### WHAT THIS TASK INVOLVES
Each line that holds the word "years" should be returned.

++++++++

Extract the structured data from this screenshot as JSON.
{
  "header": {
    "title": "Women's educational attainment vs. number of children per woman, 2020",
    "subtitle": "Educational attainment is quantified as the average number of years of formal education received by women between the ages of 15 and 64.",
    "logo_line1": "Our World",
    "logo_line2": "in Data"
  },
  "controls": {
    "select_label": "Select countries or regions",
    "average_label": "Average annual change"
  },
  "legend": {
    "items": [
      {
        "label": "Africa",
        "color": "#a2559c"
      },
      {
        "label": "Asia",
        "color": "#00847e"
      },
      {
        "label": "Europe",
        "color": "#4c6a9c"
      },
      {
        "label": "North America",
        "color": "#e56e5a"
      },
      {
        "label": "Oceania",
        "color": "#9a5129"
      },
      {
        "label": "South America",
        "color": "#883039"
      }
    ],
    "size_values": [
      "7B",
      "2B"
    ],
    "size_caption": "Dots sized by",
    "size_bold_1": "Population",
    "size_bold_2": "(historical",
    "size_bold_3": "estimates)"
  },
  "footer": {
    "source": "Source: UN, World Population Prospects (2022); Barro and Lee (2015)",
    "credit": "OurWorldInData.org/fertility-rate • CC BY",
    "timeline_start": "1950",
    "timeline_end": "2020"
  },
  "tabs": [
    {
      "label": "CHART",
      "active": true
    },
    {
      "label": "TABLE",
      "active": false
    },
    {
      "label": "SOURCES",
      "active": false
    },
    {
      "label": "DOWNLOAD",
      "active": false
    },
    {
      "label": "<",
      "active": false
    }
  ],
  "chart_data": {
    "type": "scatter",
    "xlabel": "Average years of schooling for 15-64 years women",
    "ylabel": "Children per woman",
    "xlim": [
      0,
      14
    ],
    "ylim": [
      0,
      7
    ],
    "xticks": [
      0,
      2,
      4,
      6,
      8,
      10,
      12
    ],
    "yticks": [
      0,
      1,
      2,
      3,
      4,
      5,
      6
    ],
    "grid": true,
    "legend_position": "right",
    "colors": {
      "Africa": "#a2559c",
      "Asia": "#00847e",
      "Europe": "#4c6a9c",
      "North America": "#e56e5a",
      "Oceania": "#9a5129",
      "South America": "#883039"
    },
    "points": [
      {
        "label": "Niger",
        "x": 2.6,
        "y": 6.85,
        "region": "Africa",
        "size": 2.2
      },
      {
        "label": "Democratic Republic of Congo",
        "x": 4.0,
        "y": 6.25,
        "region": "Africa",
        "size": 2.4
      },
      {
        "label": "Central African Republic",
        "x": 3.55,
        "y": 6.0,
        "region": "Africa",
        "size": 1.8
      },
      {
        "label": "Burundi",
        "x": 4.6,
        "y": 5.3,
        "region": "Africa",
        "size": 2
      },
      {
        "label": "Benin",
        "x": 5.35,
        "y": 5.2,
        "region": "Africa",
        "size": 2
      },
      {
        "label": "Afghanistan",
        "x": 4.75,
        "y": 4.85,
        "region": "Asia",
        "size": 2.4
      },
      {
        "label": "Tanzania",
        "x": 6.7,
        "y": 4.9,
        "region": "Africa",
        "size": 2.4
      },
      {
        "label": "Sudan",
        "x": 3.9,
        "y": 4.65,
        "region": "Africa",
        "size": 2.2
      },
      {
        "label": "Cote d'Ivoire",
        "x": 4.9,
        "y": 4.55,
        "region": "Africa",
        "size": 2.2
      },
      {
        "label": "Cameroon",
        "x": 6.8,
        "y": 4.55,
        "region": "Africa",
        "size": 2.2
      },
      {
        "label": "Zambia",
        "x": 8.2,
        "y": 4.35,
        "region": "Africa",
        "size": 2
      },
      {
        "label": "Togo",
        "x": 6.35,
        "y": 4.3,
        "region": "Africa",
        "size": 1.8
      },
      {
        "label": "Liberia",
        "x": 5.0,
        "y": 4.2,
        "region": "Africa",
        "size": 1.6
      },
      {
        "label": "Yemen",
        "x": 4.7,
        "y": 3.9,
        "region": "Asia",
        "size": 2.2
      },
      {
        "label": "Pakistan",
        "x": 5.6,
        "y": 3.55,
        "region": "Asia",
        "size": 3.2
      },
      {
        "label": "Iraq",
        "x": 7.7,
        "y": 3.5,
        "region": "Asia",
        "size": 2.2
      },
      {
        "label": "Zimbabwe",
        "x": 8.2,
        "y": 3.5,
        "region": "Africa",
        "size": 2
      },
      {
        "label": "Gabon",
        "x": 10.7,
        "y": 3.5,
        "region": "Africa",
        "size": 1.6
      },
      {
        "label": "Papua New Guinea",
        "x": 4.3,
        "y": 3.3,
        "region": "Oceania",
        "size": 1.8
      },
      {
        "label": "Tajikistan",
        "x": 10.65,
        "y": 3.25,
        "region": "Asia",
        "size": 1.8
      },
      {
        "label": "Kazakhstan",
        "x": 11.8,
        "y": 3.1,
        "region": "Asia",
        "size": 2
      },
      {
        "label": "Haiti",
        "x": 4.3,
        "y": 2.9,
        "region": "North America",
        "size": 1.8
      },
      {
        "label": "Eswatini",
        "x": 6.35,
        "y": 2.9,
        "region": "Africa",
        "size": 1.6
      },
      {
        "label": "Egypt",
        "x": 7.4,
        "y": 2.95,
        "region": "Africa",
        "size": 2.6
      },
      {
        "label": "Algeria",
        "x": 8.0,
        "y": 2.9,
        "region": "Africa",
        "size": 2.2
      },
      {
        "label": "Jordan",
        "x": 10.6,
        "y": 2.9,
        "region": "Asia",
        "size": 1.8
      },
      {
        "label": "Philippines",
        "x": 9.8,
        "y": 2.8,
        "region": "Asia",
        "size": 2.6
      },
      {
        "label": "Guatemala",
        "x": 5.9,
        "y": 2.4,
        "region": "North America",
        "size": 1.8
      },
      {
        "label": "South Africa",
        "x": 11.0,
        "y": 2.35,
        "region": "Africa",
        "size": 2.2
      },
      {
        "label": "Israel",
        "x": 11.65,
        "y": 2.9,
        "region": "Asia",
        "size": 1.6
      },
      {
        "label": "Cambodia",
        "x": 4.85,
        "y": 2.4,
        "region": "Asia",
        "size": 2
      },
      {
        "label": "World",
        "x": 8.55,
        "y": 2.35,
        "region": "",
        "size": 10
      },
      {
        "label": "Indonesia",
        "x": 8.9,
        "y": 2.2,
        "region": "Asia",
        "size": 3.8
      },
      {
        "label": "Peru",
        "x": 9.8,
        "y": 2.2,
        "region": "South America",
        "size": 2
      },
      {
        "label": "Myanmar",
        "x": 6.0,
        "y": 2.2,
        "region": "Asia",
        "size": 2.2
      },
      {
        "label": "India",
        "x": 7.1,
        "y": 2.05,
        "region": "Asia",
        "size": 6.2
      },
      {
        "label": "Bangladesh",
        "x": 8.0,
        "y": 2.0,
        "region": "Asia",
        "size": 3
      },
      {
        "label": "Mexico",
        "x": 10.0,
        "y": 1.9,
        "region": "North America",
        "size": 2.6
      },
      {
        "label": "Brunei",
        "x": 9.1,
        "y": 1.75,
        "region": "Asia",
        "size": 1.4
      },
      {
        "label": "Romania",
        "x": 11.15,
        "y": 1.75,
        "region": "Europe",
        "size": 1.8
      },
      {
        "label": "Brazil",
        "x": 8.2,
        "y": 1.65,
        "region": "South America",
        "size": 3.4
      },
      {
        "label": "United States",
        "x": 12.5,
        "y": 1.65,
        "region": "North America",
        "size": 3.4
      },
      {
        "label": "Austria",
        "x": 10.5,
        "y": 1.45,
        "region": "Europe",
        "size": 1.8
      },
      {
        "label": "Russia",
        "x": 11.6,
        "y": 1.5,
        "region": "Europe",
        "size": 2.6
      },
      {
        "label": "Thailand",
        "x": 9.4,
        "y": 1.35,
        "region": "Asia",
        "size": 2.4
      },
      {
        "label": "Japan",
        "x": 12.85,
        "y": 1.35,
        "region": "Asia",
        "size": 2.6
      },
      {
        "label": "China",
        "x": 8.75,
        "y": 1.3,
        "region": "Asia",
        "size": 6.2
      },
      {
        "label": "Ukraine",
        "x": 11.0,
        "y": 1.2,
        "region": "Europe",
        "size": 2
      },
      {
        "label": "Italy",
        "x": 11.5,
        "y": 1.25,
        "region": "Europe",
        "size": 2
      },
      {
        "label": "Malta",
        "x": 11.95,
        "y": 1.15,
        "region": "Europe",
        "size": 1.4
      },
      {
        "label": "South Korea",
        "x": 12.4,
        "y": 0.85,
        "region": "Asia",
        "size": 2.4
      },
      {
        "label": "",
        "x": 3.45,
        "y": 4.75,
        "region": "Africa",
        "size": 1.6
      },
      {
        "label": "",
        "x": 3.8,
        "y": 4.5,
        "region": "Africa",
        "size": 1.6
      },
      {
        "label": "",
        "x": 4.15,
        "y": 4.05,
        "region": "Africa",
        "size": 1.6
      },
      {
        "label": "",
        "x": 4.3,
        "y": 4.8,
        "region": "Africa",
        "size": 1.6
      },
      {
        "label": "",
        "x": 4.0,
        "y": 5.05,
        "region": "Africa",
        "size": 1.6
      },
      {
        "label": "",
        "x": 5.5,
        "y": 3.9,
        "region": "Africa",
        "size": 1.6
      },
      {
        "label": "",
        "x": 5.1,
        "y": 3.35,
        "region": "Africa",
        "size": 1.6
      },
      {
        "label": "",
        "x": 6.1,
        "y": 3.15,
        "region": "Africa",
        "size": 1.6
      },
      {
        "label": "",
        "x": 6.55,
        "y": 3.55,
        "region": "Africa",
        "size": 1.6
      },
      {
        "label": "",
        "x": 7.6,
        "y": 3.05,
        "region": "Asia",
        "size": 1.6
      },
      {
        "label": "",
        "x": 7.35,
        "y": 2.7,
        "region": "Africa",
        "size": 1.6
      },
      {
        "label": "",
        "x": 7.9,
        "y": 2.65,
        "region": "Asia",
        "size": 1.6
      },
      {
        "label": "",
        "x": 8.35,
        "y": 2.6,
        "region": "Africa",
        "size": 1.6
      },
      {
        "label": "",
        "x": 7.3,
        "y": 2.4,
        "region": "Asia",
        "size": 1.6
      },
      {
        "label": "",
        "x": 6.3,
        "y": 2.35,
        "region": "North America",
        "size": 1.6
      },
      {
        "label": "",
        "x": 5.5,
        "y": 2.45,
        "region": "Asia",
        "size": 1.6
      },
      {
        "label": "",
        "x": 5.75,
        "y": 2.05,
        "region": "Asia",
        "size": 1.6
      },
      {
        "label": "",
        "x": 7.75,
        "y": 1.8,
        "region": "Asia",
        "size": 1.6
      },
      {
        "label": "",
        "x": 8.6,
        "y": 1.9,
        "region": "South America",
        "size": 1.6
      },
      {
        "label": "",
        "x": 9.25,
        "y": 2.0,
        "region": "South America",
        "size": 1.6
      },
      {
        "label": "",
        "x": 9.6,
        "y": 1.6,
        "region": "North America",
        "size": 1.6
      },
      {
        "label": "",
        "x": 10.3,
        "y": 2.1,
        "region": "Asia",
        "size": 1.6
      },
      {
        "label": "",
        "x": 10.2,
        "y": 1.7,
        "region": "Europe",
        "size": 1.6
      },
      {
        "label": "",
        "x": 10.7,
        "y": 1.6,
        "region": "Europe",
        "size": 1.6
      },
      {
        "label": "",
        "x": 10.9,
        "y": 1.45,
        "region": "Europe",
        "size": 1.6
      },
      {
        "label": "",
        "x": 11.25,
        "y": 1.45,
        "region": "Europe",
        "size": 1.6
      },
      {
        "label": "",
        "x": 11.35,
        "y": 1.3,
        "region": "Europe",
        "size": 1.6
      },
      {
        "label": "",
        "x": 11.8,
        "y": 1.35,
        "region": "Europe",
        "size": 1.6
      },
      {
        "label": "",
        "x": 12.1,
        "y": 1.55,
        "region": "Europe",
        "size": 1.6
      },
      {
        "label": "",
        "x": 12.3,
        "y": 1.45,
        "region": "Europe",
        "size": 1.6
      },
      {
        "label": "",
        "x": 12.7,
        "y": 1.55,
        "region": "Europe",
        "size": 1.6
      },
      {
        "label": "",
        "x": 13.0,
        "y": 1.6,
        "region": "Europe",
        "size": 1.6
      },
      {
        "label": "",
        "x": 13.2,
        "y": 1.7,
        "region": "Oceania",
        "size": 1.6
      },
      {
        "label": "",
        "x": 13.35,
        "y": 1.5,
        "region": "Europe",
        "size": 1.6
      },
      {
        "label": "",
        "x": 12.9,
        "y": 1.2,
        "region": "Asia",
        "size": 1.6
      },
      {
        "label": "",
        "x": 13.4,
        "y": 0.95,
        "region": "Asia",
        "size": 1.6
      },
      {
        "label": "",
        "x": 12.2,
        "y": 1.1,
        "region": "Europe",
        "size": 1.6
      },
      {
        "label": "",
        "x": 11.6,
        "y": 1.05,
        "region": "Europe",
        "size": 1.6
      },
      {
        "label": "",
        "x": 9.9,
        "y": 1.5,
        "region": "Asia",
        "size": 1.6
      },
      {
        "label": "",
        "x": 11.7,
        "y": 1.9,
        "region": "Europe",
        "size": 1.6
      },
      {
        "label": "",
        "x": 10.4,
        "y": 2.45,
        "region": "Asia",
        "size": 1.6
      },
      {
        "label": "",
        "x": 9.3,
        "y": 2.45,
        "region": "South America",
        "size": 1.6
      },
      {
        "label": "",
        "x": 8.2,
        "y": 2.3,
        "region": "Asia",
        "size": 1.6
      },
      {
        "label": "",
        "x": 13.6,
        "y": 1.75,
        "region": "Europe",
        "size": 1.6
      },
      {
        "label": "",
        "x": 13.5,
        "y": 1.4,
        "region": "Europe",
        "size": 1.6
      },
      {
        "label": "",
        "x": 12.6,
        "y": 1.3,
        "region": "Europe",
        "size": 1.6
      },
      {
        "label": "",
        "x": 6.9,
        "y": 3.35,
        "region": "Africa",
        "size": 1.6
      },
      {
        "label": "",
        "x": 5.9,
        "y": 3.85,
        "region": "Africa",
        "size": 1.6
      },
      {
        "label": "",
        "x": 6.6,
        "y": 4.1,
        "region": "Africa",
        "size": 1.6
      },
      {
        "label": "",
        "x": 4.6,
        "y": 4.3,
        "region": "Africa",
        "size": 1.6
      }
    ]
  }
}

++++++++

### THE ANSWER
    "subtitle": "Educational attainment is quantified as the average number of years of formal education received by women between the ages of 15 and 64.",
    "xlabel": "Average years of schooling for 15-64 years women",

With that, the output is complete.